### [TASK DIRECTIONS]
Report every line in the listing below where the string "Saturday" shows up.

### [ITEMS]
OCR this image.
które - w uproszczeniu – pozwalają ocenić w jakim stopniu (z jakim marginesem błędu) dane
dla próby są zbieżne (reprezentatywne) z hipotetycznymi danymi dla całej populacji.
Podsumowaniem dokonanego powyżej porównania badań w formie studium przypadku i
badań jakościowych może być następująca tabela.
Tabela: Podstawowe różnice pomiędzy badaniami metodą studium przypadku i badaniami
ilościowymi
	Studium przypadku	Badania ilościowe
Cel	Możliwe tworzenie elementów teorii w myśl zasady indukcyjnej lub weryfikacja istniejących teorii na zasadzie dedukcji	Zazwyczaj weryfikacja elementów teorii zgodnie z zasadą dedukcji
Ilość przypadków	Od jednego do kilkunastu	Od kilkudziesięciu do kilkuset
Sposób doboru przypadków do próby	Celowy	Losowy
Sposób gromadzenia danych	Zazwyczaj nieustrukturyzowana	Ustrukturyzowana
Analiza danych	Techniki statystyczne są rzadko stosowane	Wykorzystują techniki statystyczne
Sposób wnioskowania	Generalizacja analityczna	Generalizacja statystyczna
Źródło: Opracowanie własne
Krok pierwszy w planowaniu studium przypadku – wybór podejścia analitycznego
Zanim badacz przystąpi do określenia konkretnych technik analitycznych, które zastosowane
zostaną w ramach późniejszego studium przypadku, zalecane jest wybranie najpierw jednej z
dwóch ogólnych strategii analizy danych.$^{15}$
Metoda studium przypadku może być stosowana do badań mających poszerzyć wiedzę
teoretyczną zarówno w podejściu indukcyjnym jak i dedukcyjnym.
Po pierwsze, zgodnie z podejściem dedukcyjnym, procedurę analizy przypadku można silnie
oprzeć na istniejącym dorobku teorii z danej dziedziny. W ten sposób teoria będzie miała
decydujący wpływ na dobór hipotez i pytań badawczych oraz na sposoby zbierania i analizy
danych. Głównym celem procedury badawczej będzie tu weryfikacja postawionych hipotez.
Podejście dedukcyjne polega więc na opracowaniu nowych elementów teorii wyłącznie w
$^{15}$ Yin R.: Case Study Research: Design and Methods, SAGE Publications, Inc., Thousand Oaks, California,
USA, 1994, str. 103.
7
* * *
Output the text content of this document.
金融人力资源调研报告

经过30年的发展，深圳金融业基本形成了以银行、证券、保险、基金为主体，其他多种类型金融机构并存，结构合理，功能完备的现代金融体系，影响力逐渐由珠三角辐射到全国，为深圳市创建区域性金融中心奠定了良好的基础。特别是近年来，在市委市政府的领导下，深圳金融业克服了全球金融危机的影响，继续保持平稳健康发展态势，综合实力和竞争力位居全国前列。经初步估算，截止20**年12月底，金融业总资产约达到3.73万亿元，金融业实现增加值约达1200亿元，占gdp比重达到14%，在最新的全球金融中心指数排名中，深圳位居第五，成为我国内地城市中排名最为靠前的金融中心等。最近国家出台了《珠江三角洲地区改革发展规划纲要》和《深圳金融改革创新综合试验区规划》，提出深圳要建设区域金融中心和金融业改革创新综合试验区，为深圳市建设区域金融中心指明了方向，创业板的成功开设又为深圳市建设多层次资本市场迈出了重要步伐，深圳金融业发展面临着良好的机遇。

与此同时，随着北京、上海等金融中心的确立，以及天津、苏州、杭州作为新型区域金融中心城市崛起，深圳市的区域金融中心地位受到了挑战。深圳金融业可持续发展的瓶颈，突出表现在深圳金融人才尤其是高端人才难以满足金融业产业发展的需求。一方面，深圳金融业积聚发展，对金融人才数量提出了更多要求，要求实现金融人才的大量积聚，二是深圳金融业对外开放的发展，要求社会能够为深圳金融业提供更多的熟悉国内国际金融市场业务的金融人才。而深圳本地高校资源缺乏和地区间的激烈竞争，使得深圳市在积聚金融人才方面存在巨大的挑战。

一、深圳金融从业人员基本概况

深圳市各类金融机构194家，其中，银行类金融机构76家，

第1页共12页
---
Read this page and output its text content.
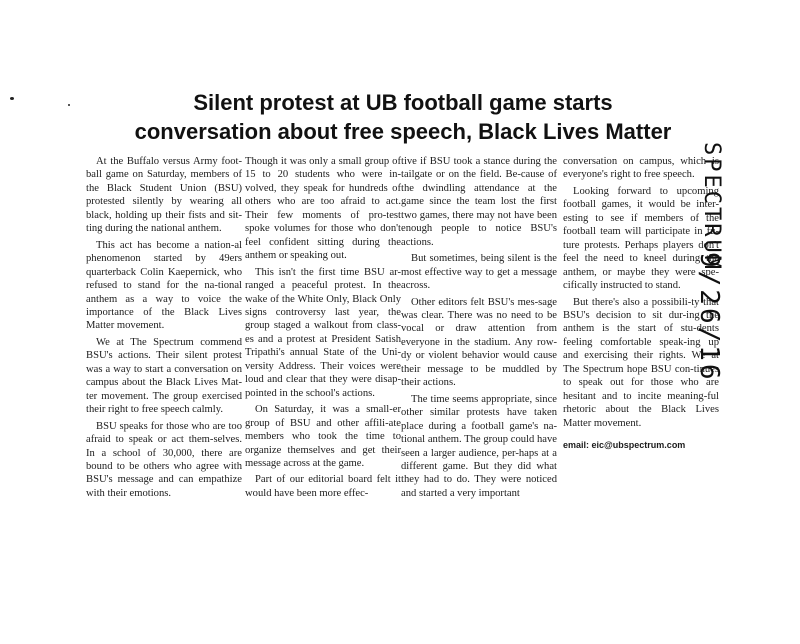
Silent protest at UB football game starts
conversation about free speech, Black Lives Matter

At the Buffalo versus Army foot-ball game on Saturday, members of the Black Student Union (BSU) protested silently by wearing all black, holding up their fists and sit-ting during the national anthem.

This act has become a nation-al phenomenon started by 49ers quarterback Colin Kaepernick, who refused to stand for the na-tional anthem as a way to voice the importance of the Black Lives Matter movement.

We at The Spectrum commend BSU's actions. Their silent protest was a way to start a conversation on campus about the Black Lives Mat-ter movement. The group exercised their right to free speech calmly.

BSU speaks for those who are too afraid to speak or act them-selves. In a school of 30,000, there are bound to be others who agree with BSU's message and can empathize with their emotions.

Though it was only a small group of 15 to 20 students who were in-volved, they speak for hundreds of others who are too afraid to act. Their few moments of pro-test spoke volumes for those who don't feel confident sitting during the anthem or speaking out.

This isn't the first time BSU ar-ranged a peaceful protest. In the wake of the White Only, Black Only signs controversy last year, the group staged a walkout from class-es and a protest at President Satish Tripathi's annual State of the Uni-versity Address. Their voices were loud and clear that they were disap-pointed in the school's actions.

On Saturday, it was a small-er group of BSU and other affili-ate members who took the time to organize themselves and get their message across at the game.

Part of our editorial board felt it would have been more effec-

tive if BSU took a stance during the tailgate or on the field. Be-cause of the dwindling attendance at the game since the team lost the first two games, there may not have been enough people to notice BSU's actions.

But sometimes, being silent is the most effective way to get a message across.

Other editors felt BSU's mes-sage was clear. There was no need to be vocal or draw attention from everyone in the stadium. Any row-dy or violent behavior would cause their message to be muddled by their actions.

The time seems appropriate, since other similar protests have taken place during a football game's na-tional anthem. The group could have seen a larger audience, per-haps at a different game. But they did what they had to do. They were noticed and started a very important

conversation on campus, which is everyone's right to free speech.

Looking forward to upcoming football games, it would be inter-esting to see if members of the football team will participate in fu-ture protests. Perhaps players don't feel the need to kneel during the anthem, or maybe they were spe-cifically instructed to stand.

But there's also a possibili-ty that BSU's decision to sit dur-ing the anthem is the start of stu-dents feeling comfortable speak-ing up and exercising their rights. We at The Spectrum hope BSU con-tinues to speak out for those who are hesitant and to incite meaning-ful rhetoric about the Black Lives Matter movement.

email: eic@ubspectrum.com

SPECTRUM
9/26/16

### [EXERCISE OUTPUT]
At the Buffalo versus Army foot-ball game on Saturday, members of the Black Student Union (BSU) protested silently by wearing all black, holding up their fists and sit-ting during the national anthem.
On Saturday, it was a small-er group of BSU and other affili-ate members who took the time to organize themselves and get their message across at the game.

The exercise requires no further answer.